##### Exercise input

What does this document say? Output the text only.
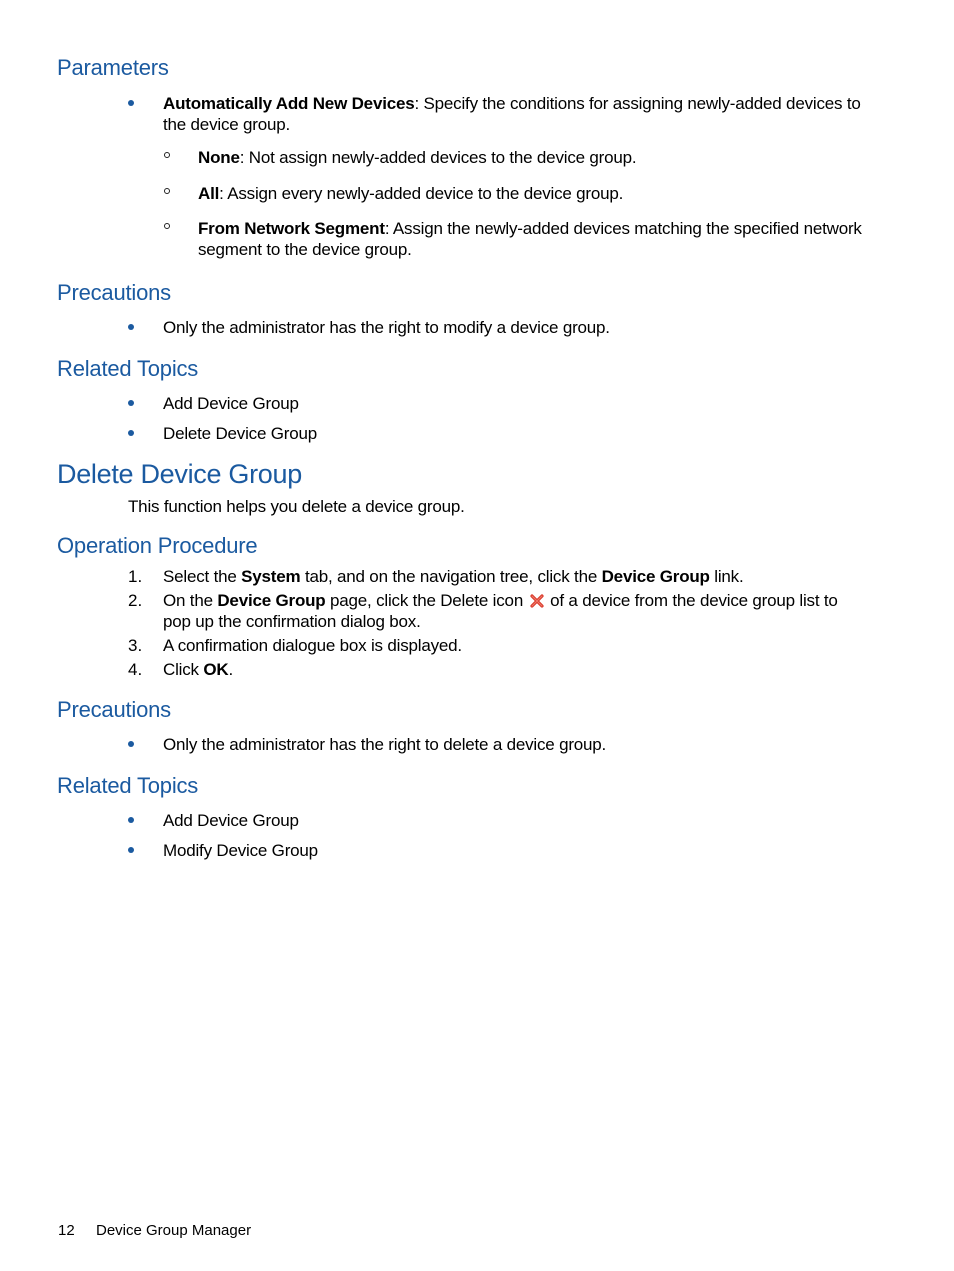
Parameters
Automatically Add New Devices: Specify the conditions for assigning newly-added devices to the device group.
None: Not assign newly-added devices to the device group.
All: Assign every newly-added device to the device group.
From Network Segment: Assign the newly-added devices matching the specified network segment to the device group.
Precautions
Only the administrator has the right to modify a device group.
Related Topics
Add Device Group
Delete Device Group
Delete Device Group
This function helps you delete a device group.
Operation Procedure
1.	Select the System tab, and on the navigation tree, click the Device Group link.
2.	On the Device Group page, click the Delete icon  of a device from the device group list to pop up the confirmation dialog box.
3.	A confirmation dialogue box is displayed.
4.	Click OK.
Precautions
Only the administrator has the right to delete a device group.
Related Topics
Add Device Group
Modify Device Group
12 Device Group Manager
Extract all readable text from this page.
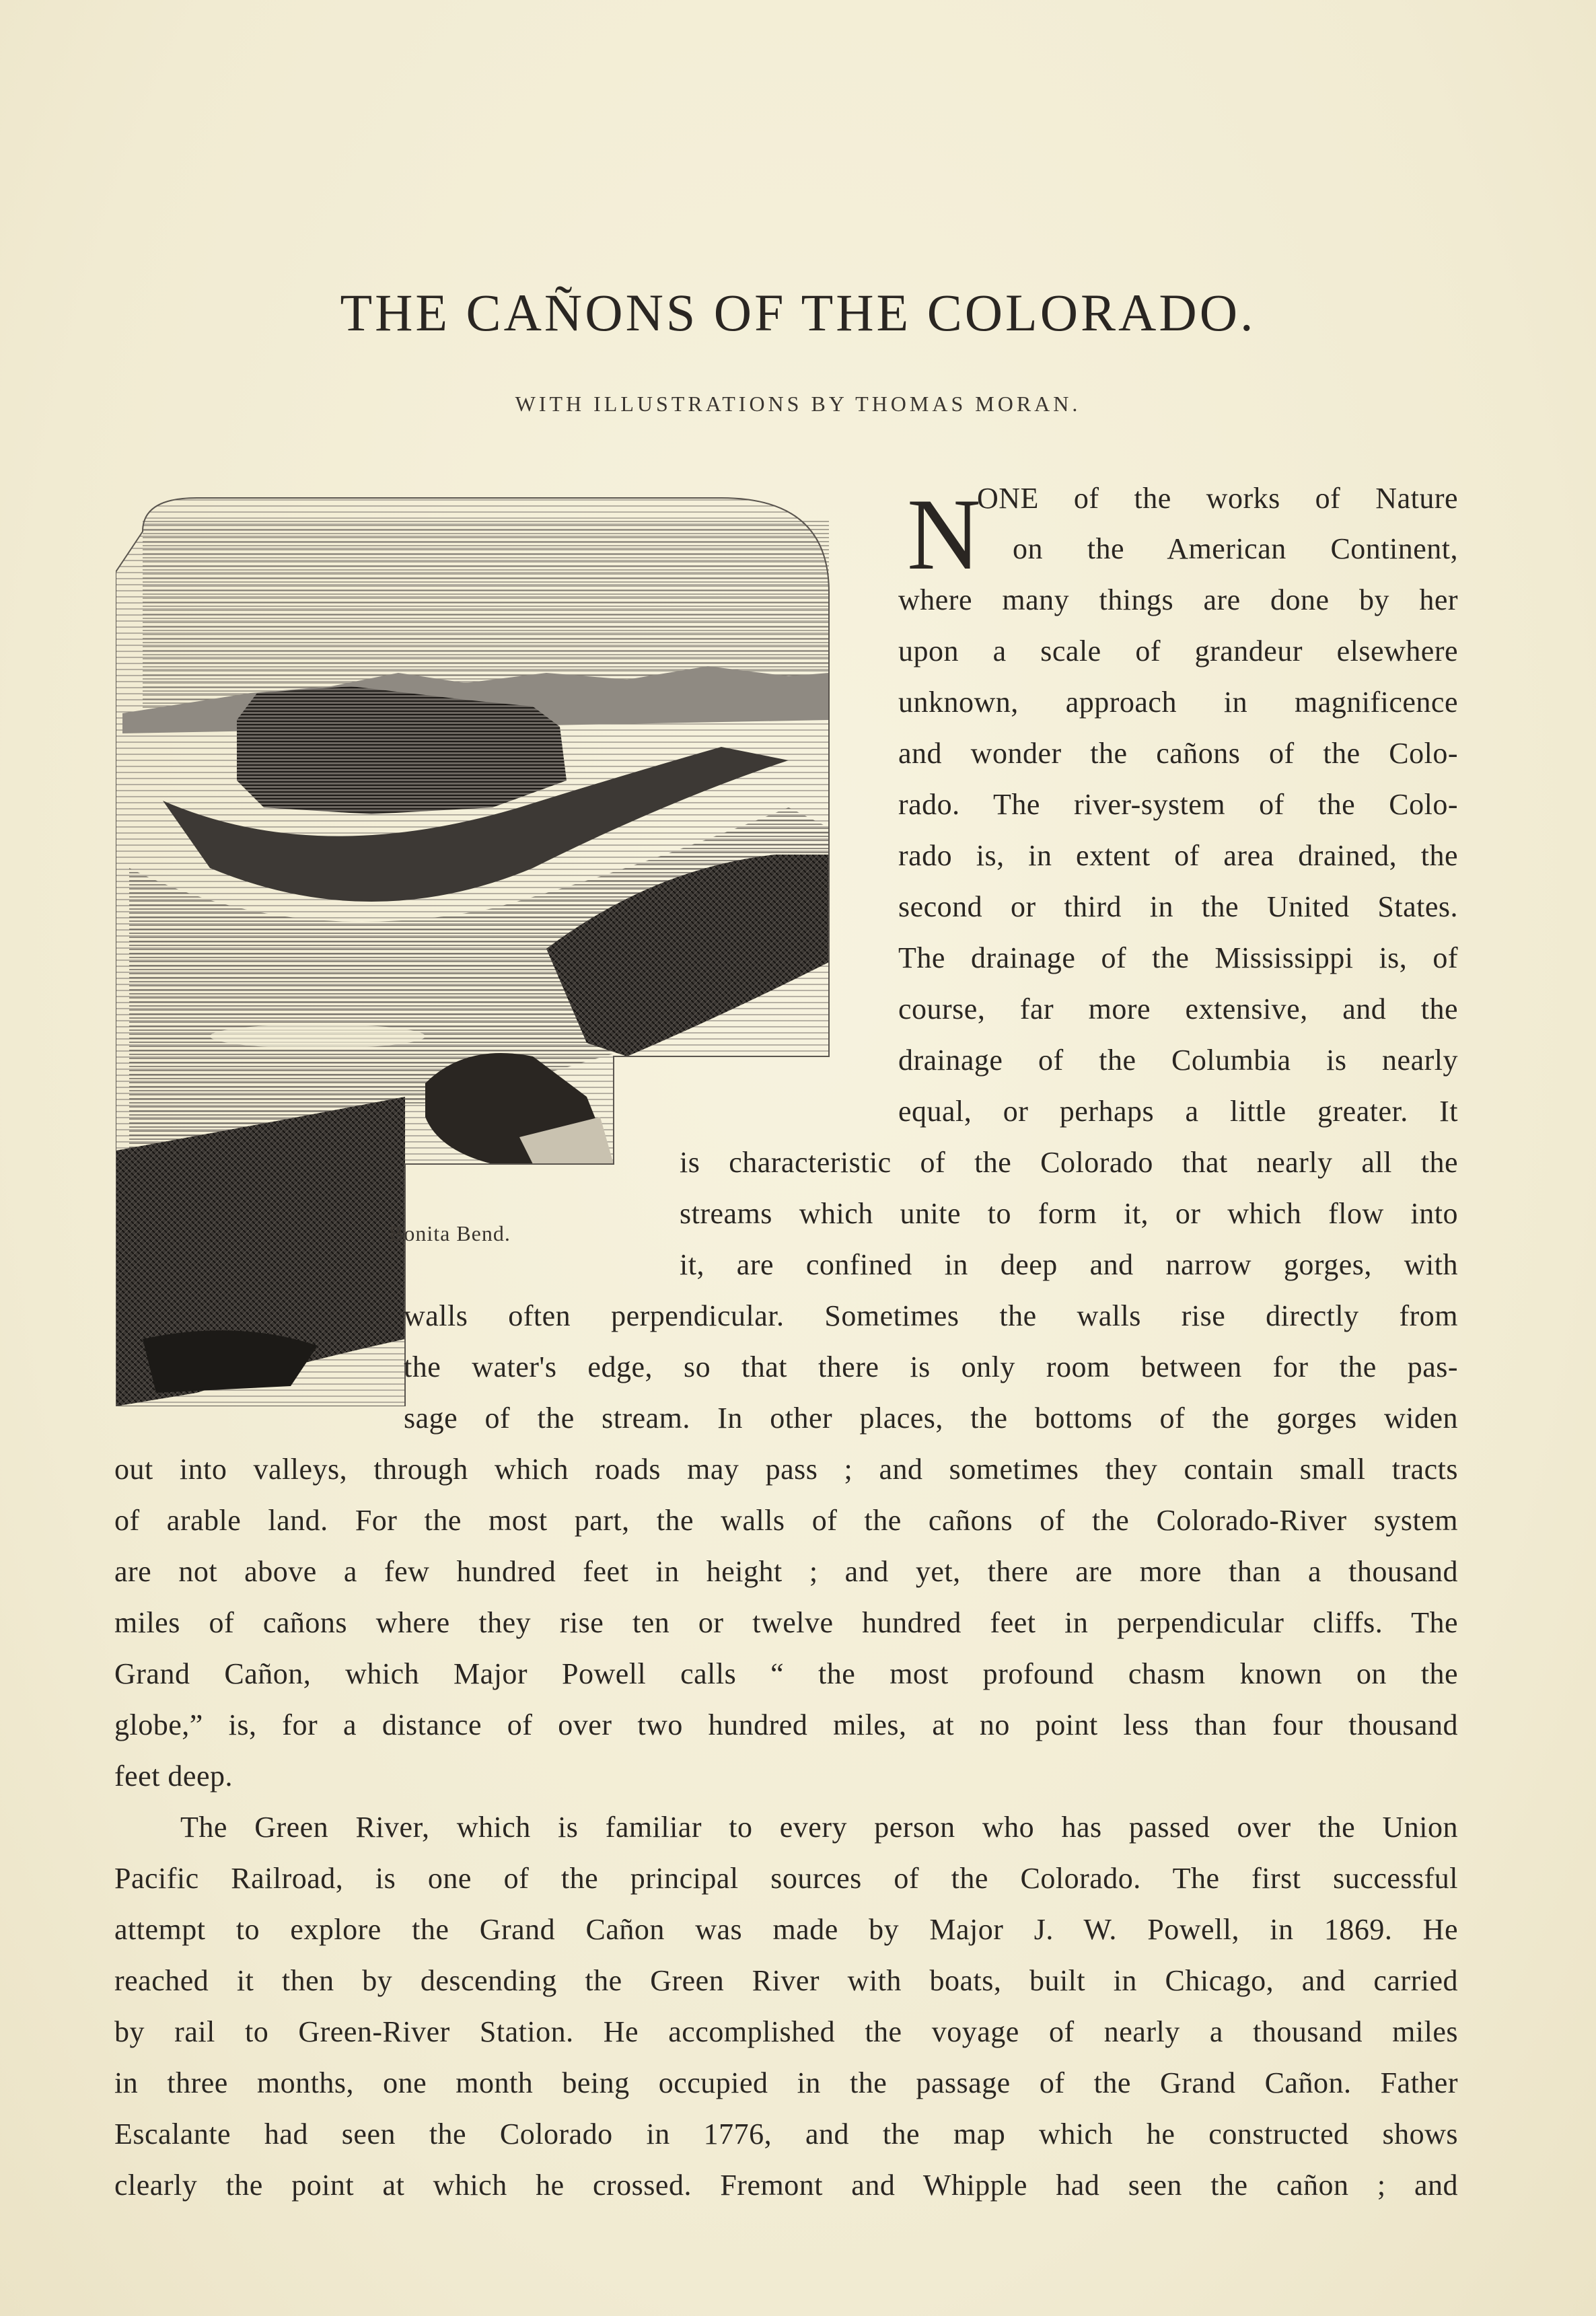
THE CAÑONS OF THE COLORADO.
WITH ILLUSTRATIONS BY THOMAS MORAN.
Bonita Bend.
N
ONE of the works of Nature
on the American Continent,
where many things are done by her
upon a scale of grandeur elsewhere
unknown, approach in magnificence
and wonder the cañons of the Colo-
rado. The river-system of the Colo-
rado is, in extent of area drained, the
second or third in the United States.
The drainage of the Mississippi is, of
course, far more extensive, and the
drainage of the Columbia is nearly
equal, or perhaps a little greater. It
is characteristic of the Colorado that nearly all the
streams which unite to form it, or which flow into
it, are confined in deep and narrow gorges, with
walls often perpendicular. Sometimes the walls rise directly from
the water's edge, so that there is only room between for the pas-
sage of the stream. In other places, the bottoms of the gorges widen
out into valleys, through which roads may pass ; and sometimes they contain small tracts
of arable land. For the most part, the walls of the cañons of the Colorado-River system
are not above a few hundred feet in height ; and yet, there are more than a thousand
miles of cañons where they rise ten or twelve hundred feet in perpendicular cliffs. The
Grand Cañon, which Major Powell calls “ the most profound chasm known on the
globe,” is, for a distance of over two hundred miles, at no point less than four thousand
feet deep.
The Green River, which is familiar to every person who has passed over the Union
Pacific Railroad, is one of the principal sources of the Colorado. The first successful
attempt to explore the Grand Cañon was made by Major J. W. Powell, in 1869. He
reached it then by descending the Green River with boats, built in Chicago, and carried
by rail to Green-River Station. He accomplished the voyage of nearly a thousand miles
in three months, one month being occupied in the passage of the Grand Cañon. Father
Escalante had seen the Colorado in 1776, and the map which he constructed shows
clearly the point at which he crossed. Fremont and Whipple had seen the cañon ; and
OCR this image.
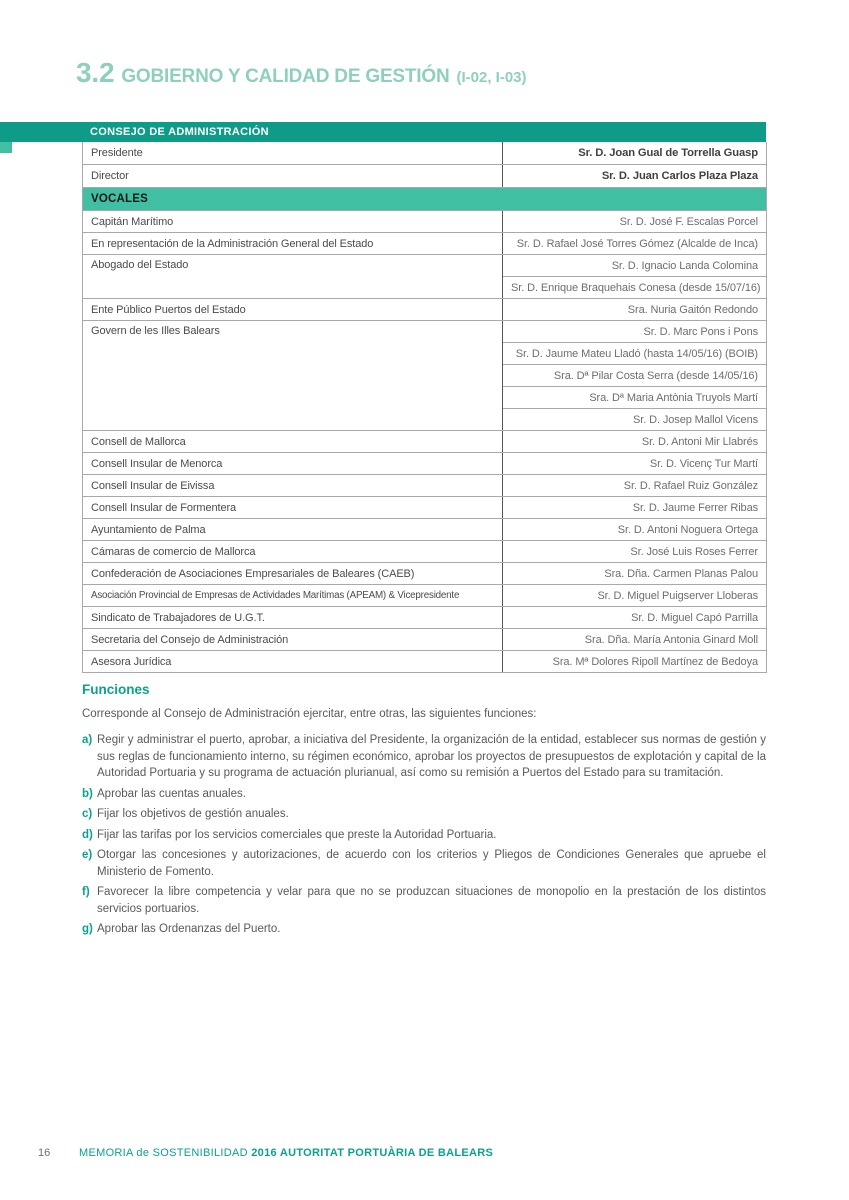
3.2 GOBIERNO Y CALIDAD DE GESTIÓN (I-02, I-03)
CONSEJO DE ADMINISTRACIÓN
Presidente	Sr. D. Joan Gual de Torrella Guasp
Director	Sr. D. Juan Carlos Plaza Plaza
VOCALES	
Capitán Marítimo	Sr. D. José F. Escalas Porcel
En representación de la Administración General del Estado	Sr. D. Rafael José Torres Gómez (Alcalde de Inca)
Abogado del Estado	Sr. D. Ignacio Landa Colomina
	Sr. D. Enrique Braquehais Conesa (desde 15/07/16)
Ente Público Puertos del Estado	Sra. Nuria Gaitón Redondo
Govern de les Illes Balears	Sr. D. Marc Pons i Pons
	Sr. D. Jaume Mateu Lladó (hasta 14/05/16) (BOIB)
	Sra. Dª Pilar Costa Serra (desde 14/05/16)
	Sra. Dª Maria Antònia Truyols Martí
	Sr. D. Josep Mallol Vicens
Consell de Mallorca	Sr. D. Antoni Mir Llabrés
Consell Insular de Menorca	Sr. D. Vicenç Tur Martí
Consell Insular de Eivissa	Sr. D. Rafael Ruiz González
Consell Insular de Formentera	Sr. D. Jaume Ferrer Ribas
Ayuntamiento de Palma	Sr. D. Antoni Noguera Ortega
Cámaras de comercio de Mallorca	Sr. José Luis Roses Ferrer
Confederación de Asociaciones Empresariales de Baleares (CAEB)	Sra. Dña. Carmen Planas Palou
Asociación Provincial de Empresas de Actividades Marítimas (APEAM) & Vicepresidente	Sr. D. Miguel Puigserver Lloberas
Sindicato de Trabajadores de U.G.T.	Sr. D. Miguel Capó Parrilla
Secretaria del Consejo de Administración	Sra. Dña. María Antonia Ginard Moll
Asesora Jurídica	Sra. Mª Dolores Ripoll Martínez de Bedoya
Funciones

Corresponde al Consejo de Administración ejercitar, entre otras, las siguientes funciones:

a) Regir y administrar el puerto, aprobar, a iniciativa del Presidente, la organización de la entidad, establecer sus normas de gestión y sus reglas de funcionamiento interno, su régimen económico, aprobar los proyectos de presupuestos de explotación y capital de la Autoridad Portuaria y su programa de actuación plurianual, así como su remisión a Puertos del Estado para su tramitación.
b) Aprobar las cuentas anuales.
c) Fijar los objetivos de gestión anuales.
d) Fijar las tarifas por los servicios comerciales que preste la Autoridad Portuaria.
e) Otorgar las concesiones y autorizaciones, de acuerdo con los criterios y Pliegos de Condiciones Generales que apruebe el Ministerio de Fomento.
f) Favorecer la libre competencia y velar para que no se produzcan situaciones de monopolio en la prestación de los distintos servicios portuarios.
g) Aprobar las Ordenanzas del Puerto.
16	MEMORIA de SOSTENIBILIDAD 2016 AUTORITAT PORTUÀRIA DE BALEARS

##########

▶ [Objective]:
Every line above that contains the word "right" should be reported.

▶ [Solved problem]:
Only the administrator has the right to modify a device group.
Only the administrator has the right to delete a device group.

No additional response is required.